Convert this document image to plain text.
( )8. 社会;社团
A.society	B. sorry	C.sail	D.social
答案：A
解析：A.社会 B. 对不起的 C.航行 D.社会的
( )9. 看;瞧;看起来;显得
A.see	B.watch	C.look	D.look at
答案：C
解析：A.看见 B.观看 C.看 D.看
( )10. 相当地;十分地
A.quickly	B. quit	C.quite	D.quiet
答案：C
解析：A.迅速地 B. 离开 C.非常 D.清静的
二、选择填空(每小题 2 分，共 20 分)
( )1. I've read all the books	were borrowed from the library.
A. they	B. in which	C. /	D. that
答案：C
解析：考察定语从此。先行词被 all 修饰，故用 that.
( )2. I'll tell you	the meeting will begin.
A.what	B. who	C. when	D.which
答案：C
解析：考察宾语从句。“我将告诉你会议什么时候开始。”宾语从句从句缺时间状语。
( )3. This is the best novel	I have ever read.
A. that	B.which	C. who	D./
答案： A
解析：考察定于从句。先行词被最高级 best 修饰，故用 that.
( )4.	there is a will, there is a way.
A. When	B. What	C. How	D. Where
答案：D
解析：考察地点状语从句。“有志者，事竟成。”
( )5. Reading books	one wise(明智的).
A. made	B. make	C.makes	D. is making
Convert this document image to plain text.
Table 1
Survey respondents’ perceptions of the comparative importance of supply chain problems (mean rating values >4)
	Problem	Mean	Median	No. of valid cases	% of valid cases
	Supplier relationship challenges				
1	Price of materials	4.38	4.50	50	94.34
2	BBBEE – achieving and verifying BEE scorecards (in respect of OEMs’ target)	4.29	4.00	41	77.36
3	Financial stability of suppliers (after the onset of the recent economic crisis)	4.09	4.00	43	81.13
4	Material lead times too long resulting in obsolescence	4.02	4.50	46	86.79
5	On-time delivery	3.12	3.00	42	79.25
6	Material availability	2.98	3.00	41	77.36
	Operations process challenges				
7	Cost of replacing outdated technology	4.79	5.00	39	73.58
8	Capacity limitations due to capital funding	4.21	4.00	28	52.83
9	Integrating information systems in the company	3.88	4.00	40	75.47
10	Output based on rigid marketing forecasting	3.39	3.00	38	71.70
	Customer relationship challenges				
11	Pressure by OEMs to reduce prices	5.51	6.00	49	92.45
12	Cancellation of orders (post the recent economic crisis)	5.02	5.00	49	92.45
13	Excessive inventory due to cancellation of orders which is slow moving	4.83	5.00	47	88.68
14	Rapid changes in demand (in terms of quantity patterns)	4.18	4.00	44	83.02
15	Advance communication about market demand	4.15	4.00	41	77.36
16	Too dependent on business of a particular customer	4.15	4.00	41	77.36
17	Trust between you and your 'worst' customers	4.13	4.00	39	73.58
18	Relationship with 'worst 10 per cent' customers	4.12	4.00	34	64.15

---

> [The exercise] Copy out every line from the data above that has "demand" in it.

> [Result for this exercise]
14	Rapid changes in demand (in terms of quantity patterns)	4.18	4.00	44	83.02
15	Advance communication about market demand	4.15	4.00	41	77.36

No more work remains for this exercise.